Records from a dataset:
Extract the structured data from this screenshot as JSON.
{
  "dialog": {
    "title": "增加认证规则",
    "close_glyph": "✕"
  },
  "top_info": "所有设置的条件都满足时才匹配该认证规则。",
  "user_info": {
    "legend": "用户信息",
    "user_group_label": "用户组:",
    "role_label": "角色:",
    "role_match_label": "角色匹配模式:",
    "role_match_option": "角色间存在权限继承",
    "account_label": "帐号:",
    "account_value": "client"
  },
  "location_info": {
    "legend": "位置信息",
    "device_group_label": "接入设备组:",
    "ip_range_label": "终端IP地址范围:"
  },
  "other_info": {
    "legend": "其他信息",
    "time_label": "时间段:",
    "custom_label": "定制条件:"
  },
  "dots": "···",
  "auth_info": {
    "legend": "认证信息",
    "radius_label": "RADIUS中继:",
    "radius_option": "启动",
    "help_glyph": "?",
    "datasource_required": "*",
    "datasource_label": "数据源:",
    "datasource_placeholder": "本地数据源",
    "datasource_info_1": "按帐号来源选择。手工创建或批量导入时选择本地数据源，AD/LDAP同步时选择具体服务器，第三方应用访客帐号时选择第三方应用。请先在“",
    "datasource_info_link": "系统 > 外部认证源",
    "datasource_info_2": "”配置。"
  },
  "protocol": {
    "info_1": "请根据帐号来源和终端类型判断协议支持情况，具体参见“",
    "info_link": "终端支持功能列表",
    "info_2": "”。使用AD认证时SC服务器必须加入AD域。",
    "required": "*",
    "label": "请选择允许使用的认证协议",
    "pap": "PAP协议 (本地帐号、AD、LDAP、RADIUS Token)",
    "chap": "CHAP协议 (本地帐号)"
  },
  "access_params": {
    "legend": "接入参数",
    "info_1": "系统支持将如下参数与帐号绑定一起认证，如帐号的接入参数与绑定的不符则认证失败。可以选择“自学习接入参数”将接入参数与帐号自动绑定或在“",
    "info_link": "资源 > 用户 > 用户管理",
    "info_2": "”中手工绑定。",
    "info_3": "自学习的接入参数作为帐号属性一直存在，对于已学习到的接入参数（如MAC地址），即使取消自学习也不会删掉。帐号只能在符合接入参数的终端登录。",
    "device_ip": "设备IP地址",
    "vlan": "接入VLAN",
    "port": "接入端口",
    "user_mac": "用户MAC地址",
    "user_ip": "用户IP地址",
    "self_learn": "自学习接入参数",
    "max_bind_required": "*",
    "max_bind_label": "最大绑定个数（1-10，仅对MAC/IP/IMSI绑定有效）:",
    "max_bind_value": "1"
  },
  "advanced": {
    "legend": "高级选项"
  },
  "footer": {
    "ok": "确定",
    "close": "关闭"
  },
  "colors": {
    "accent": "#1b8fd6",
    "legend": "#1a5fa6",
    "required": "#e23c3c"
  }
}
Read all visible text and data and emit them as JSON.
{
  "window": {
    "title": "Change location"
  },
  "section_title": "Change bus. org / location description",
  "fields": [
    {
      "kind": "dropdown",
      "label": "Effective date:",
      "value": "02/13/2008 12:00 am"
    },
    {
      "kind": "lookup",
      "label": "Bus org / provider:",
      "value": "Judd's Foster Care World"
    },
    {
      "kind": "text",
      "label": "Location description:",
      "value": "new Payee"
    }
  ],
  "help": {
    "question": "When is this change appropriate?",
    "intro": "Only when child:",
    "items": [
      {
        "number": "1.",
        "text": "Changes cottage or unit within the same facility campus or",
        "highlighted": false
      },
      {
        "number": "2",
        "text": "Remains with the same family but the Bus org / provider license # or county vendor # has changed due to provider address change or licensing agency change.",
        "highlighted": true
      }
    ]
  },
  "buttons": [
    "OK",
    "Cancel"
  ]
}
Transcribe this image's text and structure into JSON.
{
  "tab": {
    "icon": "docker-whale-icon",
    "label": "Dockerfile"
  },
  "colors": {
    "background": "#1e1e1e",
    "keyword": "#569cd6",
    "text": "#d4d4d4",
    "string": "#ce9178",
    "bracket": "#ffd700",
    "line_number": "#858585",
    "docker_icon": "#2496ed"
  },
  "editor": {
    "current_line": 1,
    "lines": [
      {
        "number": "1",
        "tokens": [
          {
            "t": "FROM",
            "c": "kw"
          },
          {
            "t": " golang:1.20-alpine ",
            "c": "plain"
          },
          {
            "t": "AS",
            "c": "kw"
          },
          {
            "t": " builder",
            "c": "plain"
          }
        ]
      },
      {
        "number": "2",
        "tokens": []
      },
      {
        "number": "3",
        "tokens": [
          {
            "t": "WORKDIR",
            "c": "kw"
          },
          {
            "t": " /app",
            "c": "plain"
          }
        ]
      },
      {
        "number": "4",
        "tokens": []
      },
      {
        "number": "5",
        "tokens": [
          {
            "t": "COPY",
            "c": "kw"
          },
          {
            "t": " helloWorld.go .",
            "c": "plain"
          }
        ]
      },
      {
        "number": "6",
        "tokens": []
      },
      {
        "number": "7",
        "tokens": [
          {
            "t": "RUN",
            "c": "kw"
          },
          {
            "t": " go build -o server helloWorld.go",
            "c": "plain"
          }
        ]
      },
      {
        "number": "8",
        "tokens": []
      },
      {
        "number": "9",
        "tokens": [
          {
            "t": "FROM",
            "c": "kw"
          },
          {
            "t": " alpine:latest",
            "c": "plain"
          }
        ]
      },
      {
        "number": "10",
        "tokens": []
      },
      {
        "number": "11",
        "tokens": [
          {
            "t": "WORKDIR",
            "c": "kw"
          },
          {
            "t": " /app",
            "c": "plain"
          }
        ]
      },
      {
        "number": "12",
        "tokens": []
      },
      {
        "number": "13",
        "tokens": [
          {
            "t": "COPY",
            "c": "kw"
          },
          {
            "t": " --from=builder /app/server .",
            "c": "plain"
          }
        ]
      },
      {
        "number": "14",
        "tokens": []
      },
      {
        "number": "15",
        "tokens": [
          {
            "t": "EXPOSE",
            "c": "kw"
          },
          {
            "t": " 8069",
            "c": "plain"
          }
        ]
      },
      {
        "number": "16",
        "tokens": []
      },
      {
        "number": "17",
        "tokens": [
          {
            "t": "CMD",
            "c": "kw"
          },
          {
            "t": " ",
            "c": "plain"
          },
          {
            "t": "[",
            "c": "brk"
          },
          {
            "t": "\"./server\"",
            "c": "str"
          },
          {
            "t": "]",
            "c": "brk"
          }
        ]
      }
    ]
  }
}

SET PROBLEM: Extract the full set of entries word for word.

ANSWER:
Extract the structured data from this screenshot as JSON.
{
  "dialog": {
    "title": "增加认证规则",
    "close_glyph": "✕"
  },
  "top_info": "所有设置的条件都满足时才匹配该认证规则。",
  "user_info": {
    "legend": "用户信息",
    "user_group_label": "用户组:",
    "role_label": "角色:",
    "role_match_label": "角色匹配模式:",
    "role_match_option": "角色间存在权限继承",
    "account_label": "帐号:",
    "account_value": "client"
  },
  "location_info": {
    "legend": "位置信息",
    "device_group_label": "接入设备组:",
    "ip_range_label": "终端IP地址范围:"
  },
  "other_info": {
    "legend": "其他信息",
    "time_label": "时间段:",
    "custom_label": "定制条件:"
  },
  "dots": "···",
  "auth_info": {
    "legend": "认证信息",
    "radius_label": "RADIUS中继:",
    "radius_option": "启动",
    "help_glyph": "?",
    "datasource_required": "*",
    "datasource_label": "数据源:",
    "datasource_placeholder": "本地数据源",
    "datasource_info_1": "按帐号来源选择。手工创建或批量导入时选择本地数据源，AD/LDAP同步时选择具体服务器，第三方应用访客帐号时选择第三方应用。请先在“",
    "datasource_info_link": "系统 > 外部认证源",
    "datasource_info_2": "”配置。"
  },
  "protocol": {
    "info_1": "请根据帐号来源和终端类型判断协议支持情况，具体参见“",
    "info_link": "终端支持功能列表",
    "info_2": "”。使用AD认证时SC服务器必须加入AD域。",
    "required": "*",
    "label": "请选择允许使用的认证协议",
    "pap": "PAP协议 (本地帐号、AD、LDAP、RADIUS Token)",
    "chap": "CHAP协议 (本地帐号)"
  },
  "access_params": {
    "legend": "接入参数",
    "info_1": "系统支持将如下参数与帐号绑定一起认证，如帐号的接入参数与绑定的不符则认证失败。可以选择“自学习接入参数”将接入参数与帐号自动绑定或在“",
    "info_link": "资源 > 用户 > 用户管理",
    "info_2": "”中手工绑定。",
    "info_3": "自学习的接入参数作为帐号属性一直存在，对于已学习到的接入参数（如MAC地址），即使取消自学习也不会删掉。帐号只能在符合接入参数的终端登录。",
    "device_ip": "设备IP地址",
    "vlan": "接入VLAN",
    "port": "接入端口",
    "user_mac": "用户MAC地址",
    "user_ip": "用户IP地址",
    "self_learn": "自学习接入参数",
    "max_bind_required": "*",
    "max_bind_label": "最大绑定个数（1-10，仅对MAC/IP/IMSI绑定有效）:",
    "max_bind_value": "1"
  },
  "advanced": {
    "legend": "高级选项"
  },
  "footer": {
    "ok": "确定",
    "close": "关闭"
  },
  "colors": {
    "accent": "#1b8fd6",
    "legend": "#1a5fa6",
    "required": "#e23c3c"
  }
}
Read all visible text and data and emit them as JSON.
{
  "window": {
    "title": "Change location"
  },
  "section_title": "Change bus. org / location description",
  "fields": [
    {
      "kind": "dropdown",
      "label": "Effective date:",
      "value": "02/13/2008 12:00 am"
    },
    {
      "kind": "lookup",
      "label": "Bus org / provider:",
      "value": "Judd's Foster Care World"
    },
    {
      "kind": "text",
      "label": "Location description:",
      "value": "new Payee"
    }
  ],
  "help": {
    "question": "When is this change appropriate?",
    "intro": "Only when child:",
    "items": [
      {
        "number": "1.",
        "text": "Changes cottage or unit within the same facility campus or",
        "highlighted": false
      },
      {
        "number": "2",
        "text": "Remains with the same family but the Bus org / provider license # or county vendor # has changed due to provider address change or licensing agency change.",
        "highlighted": true
      }
    ]
  },
  "buttons": [
    "OK",
    "Cancel"
  ]
}
Transcribe this image's text and structure into JSON.
{
  "tab": {
    "icon": "docker-whale-icon",
    "label": "Dockerfile"
  },
  "colors": {
    "background": "#1e1e1e",
    "keyword": "#569cd6",
    "text": "#d4d4d4",
    "string": "#ce9178",
    "bracket": "#ffd700",
    "line_number": "#858585",
    "docker_icon": "#2496ed"
  },
  "editor": {
    "current_line": 1,
    "lines": [
      {
        "number": "1",
        "tokens": [
          {
            "t": "FROM",
            "c": "kw"
          },
          {
            "t": " golang:1.20-alpine ",
            "c": "plain"
          },
          {
            "t": "AS",
            "c": "kw"
          },
          {
            "t": " builder",
            "c": "plain"
          }
        ]
      },
      {
        "number": "2",
        "tokens": []
      },
      {
        "number": "3",
        "tokens": [
          {
            "t": "WORKDIR",
            "c": "kw"
          },
          {
            "t": " /app",
            "c": "plain"
          }
        ]
      },
      {
        "number": "4",
        "tokens": []
      },
      {
        "number": "5",
        "tokens": [
          {
            "t": "COPY",
            "c": "kw"
          },
          {
            "t": " helloWorld.go .",
            "c": "plain"
          }
        ]
      },
      {
        "number": "6",
        "tokens": []
      },
      {
        "number": "7",
        "tokens": [
          {
            "t": "RUN",
            "c": "kw"
          },
          {
            "t": " go build -o server helloWorld.go",
            "c": "plain"
          }
        ]
      },
      {
        "number": "8",
        "tokens": []
      },
      {
        "number": "9",
        "tokens": [
          {
            "t": "FROM",
            "c": "kw"
          },
          {
            "t": " alpine:latest",
            "c": "plain"
          }
        ]
      },
      {
        "number": "10",
        "tokens": []
      },
      {
        "number": "11",
        "tokens": [
          {
            "t": "WORKDIR",
            "c": "kw"
          },
          {
            "t": " /app",
            "c": "plain"
          }
        ]
      },
      {
        "number": "12",
        "tokens": []
      },
      {
        "number": "13",
        "tokens": [
          {
            "t": "COPY",
            "c": "kw"
          },
          {
            "t": " --from=builder /app/server .",
            "c": "plain"
          }
        ]
      },
      {
        "number": "14",
        "tokens": []
      },
      {
        "number": "15",
        "tokens": [
          {
            "t": "EXPOSE",
            "c": "kw"
          },
          {
            "t": " 8069",
            "c": "plain"
          }
        ]
      },
      {
        "number": "16",
        "tokens": []
      },
      {
        "number": "17",
        "tokens": [
          {
            "t": "CMD",
            "c": "kw"
          },
          {
            "t": " ",
            "c": "plain"
          },
          {
            "t": "[",
            "c": "brk"
          },
          {
            "t": "\"./server\"",
            "c": "str"
          },
          {
            "t": "]",
            "c": "brk"
          }
        ]
      }
    ]
  }
}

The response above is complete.